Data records
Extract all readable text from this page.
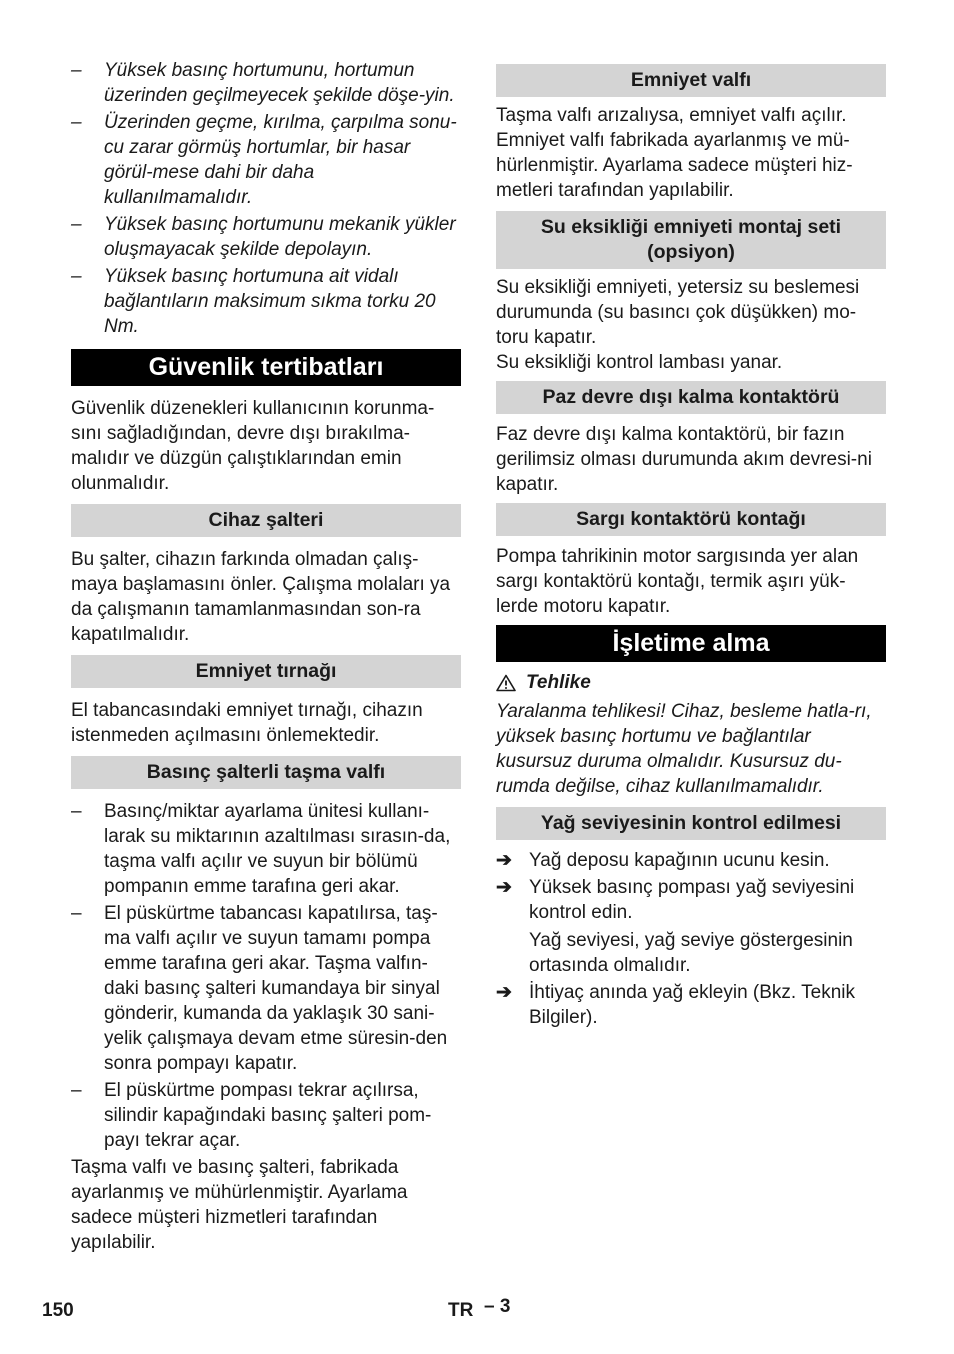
– Yüksek basınç hortumunu, hortumun üzerinden geçilmeyecek şekilde döşe-yin.
– Üzerinden geçme, kırılma, çarpılma sonu-cu zarar görmüş hortumlar, bir hasar görül-mese dahi bir daha kullanılmamalıdır.
– Yüksek basınç hortumunu mekanik yükler oluşmayacak şekilde depolayın.
– Yüksek basınç hortumuna ait vidalı bağlantıların maksimum sıkma torku 20 Nm.
Güvenlik tertibatları

Güvenlik düzenekleri kullanıcının korunma-sını sağladığından, devre dışı bırakılma-malıdır ve düzgün çalıştıklarından emin olunmalıdır.

Cihaz şalteri

Bu şalter, cihazın farkında olmadan çalış-maya başlamasını önler. Çalışma molaları ya da çalışmanın tamamlanmasından son-ra kapatılmalıdır.

Emniyet tırnağı

El tabancasındaki emniyet tırnağı, cihazın istenmeden açılmasını önlemektedir.

Basınç şalterli taşma valfı
– Basınç/miktar ayarlama ünitesi kullanı-larak su miktarının azaltılması sırasın-da, taşma valfı açılır ve suyun bir bölümü pompanın emme tarafına geri akar.
– El püskürtme tabancası kapatılırsa, taş-ma valfı açılır ve suyun tamamı pompa emme tarafına geri akar. Taşma valfın-daki basınç şalteri kumandaya bir sinyal gönderir, kumanda da yaklaşık 30 sani-yelik çalışmaya devam etme süresin-den sonra pompayı kapatır.
– El püskürtme pompası tekrar açılırsa, silindir kapağındaki basınç şalteri pom-payı tekrar açar.

Taşma valfı ve basınç şalteri, fabrikada ayarlanmış ve mühürlenmiştir. Ayarlama sadece müşteri hizmetleri tarafından yapılabilir.

Emniyet valfı

Taşma valfı arızalıysa, emniyet valfı açılır. Emniyet valfı fabrikada ayarlanmış ve mü-hürlenmiştir. Ayarlama sadece müşteri hiz-metleri tarafından yapılabilir.

Su eksikliği emniyeti montaj seti (opsiyon)

Su eksikliği emniyeti, yetersiz su beslemesi durumunda (su basıncı çok düşükken) mo-toru kapatır.

Su eksikliği kontrol lambası yanar.

Paz devre dışı kalma kontaktörü

Faz devre dışı kalma kontaktörü, bir fazın gerilimsiz olması durumunda akım devresi-ni kapatır.

Sargı kontaktörü kontağı

Pompa tahrikinin motor sargısında yer alan sargı kontaktörü kontağı, termik aşırı yük-lerde motoru kapatır.

İşletime alma
Tehlike

Yaralanma tehlikesi! Cihaz, besleme hatla-rı, yüksek basınç hortumu ve bağlantılar kusursuz duruma olmalıdır. Kusursuz du-rumda değilse, cihaz kullanılmamalıdır.

Yağ seviyesinin kontrol edilmesi
➔ Yağ deposu kapağının ucunu kesin.
➔ Yüksek basınç pompası yağ seviyesini kontrol edin.

Yağ seviyesi, yağ seviye göstergesinin ortasında olmalıdır.

➔ İhtiyaç anında yağ ekleyin (Bkz. Teknik Bilgiler).
150	TR – 3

## REQUEST
Without the pictures, transcribe the listing above exactly.

## EXERCISE ANSWER
Extract all readable text from this page.
– Yüksek basınç hortumunu, hortumun üzerinden geçilmeyecek şekilde döşe-yin.
– Üzerinden geçme, kırılma, çarpılma sonu-cu zarar görmüş hortumlar, bir hasar görül-mese dahi bir daha kullanılmamalıdır.
– Yüksek basınç hortumunu mekanik yükler oluşmayacak şekilde depolayın.
– Yüksek basınç hortumuna ait vidalı bağlantıların maksimum sıkma torku 20 Nm.
Güvenlik tertibatları

Güvenlik düzenekleri kullanıcının korunma-sını sağladığından, devre dışı bırakılma-malıdır ve düzgün çalıştıklarından emin olunmalıdır.

Cihaz şalteri

Bu şalter, cihazın farkında olmadan çalış-maya başlamasını önler. Çalışma molaları ya da çalışmanın tamamlanmasından son-ra kapatılmalıdır.

Emniyet tırnağı

El tabancasındaki emniyet tırnağı, cihazın istenmeden açılmasını önlemektedir.

Basınç şalterli taşma valfı
– Basınç/miktar ayarlama ünitesi kullanı-larak su miktarının azaltılması sırasın-da, taşma valfı açılır ve suyun bir bölümü pompanın emme tarafına geri akar.
– El püskürtme tabancası kapatılırsa, taş-ma valfı açılır ve suyun tamamı pompa emme tarafına geri akar. Taşma valfın-daki basınç şalteri kumandaya bir sinyal gönderir, kumanda da yaklaşık 30 sani-yelik çalışmaya devam etme süresin-den sonra pompayı kapatır.
– El püskürtme pompası tekrar açılırsa, silindir kapağındaki basınç şalteri pom-payı tekrar açar.

Taşma valfı ve basınç şalteri, fabrikada ayarlanmış ve mühürlenmiştir. Ayarlama sadece müşteri hizmetleri tarafından yapılabilir.

Emniyet valfı

Taşma valfı arızalıysa, emniyet valfı açılır. Emniyet valfı fabrikada ayarlanmış ve mü-hürlenmiştir. Ayarlama sadece müşteri hiz-metleri tarafından yapılabilir.

Su eksikliği emniyeti montaj seti (opsiyon)

Su eksikliği emniyeti, yetersiz su beslemesi durumunda (su basıncı çok düşükken) mo-toru kapatır.

Su eksikliği kontrol lambası yanar.

Paz devre dışı kalma kontaktörü

Faz devre dışı kalma kontaktörü, bir fazın gerilimsiz olması durumunda akım devresi-ni kapatır.

Sargı kontaktörü kontağı

Pompa tahrikinin motor sargısında yer alan sargı kontaktörü kontağı, termik aşırı yük-lerde motoru kapatır.

İşletime alma
Tehlike

Yaralanma tehlikesi! Cihaz, besleme hatla-rı, yüksek basınç hortumu ve bağlantılar kusursuz duruma olmalıdır. Kusursuz du-rumda değilse, cihaz kullanılmamalıdır.

Yağ seviyesinin kontrol edilmesi
➔ Yağ deposu kapağının ucunu kesin.
➔ Yüksek basınç pompası yağ seviyesini kontrol edin.

Yağ seviyesi, yağ seviye göstergesinin ortasında olmalıdır.

➔ İhtiyaç anında yağ ekleyin (Bkz. Teknik Bilgiler).
150	TR – 3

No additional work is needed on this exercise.